● **What you have to do**: Find each line with "image" and copy it.
*** Record list
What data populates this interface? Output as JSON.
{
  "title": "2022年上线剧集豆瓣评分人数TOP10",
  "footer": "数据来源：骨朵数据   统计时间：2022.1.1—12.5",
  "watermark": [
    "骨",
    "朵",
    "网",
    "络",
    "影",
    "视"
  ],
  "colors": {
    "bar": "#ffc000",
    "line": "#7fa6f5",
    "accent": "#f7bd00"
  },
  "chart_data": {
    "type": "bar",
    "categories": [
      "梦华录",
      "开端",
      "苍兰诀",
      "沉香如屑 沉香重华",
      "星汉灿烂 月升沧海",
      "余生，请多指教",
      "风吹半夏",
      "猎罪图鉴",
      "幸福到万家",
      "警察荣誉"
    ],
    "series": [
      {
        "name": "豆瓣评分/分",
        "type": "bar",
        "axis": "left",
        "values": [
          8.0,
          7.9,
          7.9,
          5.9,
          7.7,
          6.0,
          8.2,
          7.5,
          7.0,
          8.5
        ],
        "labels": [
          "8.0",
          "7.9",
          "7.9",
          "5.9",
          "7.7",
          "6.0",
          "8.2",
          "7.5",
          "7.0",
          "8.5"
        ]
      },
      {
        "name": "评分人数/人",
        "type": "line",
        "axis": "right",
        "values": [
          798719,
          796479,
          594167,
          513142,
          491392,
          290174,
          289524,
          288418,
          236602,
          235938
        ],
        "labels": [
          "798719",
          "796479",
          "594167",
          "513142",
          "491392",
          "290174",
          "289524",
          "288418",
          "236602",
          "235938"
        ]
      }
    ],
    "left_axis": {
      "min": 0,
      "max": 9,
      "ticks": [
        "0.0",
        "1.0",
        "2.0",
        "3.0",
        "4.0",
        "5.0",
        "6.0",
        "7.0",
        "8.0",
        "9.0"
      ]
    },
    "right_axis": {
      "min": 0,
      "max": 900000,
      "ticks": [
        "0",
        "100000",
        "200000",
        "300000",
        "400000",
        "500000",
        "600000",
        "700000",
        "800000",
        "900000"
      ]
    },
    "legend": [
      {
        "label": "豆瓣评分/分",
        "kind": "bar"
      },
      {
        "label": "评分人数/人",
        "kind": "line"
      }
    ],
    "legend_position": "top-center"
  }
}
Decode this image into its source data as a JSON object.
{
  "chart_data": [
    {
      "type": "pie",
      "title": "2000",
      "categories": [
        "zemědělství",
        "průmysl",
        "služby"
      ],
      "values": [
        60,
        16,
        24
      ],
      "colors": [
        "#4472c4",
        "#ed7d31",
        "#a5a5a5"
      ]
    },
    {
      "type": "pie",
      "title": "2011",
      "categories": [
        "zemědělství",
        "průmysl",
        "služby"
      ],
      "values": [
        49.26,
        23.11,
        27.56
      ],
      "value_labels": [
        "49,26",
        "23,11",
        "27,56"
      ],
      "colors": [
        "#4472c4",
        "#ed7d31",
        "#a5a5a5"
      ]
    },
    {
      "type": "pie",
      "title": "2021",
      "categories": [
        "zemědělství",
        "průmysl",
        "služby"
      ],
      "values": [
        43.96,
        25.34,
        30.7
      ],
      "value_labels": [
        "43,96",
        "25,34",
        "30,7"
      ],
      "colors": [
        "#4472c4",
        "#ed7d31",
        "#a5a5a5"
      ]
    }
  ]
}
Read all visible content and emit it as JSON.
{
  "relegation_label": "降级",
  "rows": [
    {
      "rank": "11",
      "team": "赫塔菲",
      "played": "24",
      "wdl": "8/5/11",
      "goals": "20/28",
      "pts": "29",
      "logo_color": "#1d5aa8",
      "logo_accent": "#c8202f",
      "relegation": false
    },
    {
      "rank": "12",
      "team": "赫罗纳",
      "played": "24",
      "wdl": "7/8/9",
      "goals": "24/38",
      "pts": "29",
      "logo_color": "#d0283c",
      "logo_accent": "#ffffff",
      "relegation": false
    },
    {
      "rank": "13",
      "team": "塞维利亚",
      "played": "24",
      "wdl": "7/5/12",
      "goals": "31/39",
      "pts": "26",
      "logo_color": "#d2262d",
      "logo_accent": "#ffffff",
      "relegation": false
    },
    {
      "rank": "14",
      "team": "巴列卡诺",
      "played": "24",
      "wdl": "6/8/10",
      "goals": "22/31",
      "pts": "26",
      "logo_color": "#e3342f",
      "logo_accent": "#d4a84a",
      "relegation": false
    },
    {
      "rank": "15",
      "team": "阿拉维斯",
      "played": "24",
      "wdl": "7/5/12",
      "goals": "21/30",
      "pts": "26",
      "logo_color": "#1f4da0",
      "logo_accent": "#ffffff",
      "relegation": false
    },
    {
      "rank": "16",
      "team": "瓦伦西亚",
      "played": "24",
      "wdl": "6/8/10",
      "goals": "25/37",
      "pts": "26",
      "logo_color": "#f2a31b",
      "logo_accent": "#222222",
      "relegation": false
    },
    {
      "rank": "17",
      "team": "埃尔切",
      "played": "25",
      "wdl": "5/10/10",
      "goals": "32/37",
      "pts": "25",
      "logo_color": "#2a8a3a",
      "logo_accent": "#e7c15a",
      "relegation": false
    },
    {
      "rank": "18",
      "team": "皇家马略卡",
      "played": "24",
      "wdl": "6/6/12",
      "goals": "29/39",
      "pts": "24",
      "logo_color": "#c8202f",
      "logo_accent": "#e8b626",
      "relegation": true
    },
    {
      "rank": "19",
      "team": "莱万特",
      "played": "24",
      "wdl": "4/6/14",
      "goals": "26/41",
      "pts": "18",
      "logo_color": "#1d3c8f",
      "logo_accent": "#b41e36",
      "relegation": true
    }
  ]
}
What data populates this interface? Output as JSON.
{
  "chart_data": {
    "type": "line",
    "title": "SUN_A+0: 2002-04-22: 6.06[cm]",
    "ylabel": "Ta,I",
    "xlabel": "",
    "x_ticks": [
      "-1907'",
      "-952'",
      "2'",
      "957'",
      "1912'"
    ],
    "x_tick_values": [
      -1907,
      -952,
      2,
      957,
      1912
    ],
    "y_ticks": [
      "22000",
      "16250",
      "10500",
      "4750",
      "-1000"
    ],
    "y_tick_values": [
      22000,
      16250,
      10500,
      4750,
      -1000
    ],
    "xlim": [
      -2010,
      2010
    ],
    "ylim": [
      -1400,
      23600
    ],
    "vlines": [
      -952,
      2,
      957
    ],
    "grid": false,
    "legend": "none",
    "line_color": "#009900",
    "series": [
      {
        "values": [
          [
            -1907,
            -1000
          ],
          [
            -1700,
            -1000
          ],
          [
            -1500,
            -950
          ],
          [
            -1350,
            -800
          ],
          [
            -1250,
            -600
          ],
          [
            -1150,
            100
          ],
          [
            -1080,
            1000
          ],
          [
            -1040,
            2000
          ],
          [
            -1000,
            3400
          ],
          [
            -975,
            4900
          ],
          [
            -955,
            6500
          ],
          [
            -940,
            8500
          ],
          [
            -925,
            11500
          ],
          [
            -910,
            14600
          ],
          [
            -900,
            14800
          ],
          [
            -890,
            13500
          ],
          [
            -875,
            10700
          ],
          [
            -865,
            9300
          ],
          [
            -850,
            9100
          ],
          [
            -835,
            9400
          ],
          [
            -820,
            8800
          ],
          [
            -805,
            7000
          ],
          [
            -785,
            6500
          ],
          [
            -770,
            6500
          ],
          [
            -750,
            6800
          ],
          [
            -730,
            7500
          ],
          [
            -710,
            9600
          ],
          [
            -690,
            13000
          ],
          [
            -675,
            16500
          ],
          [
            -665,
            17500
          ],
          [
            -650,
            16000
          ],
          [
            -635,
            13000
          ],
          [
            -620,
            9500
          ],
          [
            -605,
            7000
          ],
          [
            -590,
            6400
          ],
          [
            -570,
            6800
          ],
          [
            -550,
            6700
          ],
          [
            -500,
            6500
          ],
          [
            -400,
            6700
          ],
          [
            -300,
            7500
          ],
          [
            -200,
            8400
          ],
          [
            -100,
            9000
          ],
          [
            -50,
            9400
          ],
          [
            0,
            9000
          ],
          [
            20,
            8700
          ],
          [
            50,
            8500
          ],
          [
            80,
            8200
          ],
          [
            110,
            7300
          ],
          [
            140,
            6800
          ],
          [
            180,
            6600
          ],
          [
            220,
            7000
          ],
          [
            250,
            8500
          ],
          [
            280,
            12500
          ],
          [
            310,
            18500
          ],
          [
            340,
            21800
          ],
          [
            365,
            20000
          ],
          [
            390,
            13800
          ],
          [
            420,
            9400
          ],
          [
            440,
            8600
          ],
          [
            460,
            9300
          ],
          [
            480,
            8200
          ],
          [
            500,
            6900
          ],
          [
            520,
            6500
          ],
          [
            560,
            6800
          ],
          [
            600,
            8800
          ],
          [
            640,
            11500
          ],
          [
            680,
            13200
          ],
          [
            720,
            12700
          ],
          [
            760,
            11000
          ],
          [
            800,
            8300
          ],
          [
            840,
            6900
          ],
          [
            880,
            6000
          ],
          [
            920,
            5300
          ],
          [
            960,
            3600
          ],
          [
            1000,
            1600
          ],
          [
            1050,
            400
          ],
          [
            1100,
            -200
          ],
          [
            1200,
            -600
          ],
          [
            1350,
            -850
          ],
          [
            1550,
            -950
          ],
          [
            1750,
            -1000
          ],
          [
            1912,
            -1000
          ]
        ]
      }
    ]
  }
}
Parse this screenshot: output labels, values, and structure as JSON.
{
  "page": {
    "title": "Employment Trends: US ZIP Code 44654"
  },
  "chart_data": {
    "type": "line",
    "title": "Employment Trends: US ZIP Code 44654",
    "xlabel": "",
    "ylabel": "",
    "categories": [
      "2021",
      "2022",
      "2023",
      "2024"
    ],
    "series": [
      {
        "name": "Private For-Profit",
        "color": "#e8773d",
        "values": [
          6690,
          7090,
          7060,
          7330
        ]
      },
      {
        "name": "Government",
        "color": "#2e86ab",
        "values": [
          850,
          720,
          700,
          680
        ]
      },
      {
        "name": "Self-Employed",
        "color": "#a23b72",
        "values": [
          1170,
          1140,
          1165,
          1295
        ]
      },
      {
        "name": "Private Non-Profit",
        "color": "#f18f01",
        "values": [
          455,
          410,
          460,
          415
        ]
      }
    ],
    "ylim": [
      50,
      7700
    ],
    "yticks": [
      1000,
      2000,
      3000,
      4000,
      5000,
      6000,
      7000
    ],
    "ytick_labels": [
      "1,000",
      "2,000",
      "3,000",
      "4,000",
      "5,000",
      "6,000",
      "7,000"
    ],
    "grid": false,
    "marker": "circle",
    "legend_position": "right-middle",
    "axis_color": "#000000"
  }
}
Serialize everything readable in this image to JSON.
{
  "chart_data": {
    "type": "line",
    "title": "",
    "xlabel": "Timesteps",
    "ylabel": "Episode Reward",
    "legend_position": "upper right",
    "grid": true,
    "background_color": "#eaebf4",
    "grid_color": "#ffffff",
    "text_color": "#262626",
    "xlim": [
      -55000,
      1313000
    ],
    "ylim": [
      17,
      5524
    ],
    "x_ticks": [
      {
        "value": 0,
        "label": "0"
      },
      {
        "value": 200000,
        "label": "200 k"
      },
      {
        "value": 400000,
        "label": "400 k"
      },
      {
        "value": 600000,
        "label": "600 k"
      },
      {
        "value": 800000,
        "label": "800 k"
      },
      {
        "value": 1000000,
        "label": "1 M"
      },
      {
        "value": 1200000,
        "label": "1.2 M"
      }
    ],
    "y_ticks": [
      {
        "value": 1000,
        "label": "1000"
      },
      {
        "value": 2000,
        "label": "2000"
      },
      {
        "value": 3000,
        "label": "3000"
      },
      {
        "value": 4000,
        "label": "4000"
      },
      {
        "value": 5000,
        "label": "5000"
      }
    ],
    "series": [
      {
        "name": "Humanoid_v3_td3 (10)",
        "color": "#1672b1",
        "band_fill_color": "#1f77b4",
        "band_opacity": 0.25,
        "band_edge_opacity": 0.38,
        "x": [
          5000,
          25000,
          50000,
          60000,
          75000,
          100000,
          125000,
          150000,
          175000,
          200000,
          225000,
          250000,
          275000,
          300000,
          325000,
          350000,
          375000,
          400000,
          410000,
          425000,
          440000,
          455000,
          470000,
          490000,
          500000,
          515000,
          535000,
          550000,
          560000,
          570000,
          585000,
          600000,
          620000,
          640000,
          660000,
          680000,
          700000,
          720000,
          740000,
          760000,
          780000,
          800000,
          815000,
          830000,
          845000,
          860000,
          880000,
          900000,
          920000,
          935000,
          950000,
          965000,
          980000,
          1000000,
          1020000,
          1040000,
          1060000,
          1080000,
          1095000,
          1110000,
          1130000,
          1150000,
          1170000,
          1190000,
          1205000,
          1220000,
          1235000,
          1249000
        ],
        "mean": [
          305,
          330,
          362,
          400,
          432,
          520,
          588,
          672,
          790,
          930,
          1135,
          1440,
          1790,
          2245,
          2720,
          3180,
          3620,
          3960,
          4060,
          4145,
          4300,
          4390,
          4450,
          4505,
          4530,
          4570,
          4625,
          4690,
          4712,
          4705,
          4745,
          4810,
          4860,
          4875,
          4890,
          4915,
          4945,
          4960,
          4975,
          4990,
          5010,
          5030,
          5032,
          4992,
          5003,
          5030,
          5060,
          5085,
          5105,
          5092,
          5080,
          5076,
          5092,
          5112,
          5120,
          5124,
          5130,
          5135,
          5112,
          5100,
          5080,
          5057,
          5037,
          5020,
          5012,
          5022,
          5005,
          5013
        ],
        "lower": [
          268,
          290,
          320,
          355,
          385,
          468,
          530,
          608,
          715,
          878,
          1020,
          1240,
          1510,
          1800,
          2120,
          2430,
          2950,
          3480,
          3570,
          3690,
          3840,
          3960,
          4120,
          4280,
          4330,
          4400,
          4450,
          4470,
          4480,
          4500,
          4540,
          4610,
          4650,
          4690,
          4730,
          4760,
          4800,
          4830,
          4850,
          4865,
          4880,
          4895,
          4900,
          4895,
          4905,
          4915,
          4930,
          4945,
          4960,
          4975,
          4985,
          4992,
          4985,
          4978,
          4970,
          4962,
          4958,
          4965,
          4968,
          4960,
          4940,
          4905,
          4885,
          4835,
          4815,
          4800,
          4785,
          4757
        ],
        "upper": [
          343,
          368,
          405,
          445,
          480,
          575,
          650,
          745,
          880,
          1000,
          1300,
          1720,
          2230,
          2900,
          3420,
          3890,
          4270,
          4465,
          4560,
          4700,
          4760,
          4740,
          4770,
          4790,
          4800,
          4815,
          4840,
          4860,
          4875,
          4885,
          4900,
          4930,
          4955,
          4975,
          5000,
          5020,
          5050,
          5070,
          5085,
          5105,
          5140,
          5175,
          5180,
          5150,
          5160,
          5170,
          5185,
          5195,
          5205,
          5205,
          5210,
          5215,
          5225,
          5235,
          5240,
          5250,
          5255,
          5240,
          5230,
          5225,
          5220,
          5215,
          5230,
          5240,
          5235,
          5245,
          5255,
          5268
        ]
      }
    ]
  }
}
******
● **Task answer**:
Decode this image into its source data as a JSON object.
Serialize everything readable in this image to JSON.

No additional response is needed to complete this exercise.